Rows from a figure dataset
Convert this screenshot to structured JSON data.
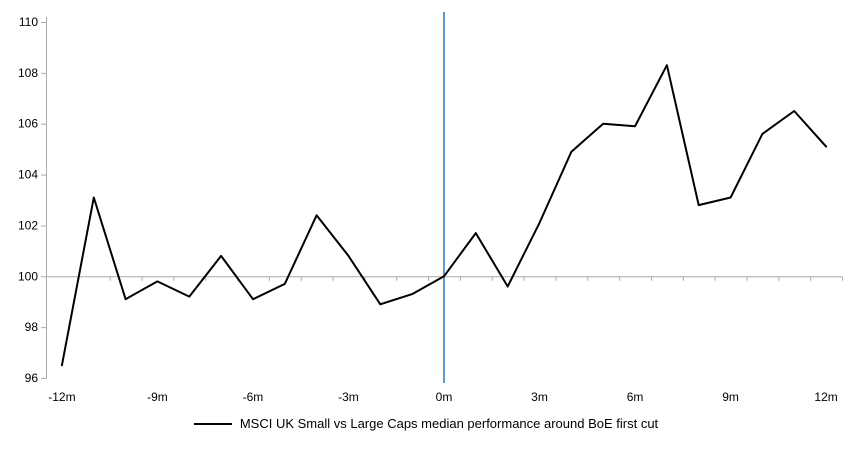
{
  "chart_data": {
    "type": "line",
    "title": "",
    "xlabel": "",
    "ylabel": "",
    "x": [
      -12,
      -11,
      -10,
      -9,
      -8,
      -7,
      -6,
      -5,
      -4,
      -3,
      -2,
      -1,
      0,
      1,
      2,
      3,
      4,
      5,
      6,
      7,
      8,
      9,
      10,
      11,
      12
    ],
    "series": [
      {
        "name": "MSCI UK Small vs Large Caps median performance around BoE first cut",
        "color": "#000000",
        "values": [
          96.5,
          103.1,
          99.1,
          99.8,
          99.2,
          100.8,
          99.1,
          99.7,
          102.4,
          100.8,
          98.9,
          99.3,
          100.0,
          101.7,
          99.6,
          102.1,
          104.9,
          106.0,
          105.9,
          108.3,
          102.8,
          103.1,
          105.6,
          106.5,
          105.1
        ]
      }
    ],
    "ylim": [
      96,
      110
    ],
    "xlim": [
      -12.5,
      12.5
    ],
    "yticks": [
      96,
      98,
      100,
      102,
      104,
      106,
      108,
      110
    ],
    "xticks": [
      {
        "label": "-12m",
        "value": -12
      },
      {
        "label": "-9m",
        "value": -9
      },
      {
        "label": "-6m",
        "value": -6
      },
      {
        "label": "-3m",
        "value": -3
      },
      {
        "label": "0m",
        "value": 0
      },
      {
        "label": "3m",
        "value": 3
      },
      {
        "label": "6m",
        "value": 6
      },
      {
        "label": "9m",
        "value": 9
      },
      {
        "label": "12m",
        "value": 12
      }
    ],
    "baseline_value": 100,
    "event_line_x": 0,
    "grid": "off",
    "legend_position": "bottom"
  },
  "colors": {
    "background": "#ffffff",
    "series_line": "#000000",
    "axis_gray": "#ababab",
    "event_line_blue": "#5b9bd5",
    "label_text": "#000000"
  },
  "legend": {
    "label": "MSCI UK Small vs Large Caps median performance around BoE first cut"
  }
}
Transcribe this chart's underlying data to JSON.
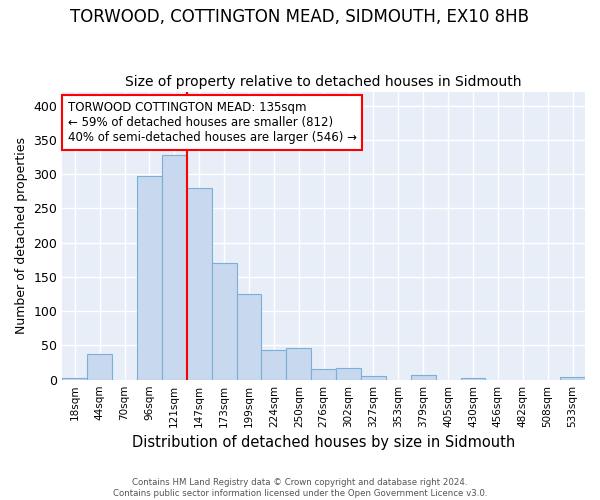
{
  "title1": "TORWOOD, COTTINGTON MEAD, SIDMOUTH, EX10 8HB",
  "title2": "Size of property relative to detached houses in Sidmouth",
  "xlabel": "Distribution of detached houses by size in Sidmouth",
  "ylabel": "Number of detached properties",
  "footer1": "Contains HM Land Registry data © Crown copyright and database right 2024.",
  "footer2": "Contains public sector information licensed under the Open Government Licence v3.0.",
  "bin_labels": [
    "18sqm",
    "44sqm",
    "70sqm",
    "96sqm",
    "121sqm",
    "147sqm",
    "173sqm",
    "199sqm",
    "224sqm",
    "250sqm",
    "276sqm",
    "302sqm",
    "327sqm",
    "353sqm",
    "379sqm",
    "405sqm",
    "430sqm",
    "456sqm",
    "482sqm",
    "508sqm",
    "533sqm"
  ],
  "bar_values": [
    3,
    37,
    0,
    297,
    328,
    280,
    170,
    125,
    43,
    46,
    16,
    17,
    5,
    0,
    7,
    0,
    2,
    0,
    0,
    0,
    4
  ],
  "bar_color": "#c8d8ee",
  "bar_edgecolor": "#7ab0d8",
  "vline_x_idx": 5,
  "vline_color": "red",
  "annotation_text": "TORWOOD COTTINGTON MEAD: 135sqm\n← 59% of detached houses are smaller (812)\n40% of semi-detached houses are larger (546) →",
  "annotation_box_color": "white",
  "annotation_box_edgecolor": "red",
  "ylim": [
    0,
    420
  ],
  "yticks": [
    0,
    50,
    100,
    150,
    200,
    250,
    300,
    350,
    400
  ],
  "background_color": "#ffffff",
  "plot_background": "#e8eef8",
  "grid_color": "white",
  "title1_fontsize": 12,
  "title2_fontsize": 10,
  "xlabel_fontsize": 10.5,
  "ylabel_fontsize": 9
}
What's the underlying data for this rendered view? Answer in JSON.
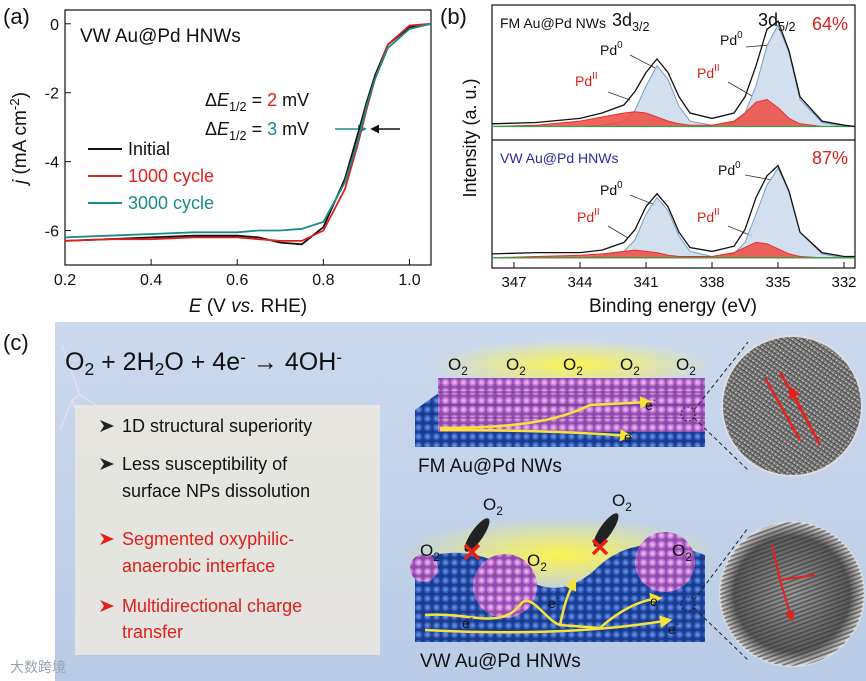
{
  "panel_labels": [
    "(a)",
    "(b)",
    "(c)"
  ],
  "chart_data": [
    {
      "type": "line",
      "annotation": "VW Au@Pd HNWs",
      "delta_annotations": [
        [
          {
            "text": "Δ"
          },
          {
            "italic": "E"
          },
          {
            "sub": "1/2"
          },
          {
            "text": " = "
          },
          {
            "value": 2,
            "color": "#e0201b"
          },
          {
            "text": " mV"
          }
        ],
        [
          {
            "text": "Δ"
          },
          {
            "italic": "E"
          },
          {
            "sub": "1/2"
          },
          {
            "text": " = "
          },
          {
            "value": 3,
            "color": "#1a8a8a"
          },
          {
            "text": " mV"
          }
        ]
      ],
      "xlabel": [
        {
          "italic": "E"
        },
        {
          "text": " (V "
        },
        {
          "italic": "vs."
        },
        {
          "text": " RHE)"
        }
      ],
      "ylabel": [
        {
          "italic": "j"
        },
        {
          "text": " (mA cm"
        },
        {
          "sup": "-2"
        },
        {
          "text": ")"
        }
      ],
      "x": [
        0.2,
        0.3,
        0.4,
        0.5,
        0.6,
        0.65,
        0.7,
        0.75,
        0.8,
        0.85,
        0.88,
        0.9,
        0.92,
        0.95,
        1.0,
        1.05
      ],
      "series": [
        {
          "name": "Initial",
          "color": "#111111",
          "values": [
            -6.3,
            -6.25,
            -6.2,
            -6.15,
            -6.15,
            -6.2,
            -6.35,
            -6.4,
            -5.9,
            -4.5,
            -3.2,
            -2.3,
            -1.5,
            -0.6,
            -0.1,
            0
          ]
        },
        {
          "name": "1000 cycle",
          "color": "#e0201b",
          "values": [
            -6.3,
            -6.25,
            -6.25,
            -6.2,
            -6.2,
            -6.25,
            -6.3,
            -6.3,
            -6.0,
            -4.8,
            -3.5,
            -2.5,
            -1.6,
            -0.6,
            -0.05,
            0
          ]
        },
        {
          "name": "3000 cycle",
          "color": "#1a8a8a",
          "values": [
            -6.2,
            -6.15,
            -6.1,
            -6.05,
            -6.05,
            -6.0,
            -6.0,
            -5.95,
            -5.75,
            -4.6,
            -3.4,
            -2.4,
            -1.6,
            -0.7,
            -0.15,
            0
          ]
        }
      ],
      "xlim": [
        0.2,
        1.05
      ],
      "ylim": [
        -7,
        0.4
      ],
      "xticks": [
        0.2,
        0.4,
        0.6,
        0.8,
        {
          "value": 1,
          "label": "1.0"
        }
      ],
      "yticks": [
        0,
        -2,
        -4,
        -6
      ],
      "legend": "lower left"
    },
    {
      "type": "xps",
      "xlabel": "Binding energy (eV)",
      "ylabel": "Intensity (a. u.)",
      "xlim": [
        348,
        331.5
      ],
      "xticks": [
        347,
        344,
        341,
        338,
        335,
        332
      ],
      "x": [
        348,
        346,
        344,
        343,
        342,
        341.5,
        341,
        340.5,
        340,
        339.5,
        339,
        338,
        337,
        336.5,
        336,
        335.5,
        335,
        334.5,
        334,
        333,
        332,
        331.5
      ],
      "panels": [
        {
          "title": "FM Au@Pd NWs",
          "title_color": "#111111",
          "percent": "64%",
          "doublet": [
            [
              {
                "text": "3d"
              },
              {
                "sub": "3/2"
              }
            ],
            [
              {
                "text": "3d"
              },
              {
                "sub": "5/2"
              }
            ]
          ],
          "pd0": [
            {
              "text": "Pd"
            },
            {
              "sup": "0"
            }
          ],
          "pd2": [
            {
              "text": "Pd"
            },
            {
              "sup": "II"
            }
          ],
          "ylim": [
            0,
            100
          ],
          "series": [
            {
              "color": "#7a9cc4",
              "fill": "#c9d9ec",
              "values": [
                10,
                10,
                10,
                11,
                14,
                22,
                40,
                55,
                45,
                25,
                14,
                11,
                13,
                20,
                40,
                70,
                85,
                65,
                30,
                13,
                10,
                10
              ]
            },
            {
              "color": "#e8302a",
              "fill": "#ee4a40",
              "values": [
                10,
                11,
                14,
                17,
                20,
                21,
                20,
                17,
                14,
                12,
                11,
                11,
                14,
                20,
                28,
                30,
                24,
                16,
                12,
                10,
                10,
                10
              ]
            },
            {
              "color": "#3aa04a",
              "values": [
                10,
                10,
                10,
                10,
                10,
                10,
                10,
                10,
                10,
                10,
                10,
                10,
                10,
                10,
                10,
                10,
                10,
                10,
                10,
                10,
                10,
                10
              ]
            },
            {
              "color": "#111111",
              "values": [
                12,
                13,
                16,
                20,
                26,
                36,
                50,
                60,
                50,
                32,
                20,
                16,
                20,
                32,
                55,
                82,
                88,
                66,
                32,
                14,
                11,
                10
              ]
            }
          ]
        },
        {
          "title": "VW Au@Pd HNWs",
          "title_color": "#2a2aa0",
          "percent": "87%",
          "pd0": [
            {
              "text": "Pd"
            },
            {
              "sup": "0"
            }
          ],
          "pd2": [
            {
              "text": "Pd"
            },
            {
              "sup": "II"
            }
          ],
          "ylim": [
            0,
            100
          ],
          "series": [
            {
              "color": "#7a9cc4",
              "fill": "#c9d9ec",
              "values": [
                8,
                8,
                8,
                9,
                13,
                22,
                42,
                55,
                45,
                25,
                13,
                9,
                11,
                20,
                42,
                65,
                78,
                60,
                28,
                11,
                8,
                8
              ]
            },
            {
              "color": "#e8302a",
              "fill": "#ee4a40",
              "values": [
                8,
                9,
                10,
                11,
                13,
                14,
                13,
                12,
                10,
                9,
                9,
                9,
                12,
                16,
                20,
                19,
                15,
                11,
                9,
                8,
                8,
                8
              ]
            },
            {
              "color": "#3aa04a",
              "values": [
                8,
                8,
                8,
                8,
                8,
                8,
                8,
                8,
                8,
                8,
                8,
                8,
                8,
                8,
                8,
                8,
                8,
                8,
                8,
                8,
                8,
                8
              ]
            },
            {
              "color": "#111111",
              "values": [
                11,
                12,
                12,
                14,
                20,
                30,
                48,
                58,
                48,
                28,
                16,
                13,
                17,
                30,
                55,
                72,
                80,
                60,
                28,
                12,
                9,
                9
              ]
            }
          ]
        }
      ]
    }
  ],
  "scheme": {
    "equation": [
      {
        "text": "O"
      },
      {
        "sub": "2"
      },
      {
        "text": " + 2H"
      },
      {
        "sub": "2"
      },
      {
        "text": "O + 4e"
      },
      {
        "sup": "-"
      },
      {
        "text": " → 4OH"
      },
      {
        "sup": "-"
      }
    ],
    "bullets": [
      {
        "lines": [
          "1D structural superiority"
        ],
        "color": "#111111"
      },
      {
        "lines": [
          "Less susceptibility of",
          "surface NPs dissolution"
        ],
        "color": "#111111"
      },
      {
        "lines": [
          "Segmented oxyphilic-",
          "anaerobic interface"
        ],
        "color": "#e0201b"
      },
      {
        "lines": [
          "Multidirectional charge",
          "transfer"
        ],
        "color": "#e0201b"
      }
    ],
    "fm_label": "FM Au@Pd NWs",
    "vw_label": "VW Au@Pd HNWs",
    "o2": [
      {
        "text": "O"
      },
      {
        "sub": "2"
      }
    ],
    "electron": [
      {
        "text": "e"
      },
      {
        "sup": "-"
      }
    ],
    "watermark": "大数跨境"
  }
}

WHAT YOU NEED TO DO
Your task is to gather all lines from the entries above that hold the word "underlying".

RESULT OF THIS EXERCISE
Transcribe this chart's underlying data to JSON.
What's the underlying data for this rendered view? Answer in JSON.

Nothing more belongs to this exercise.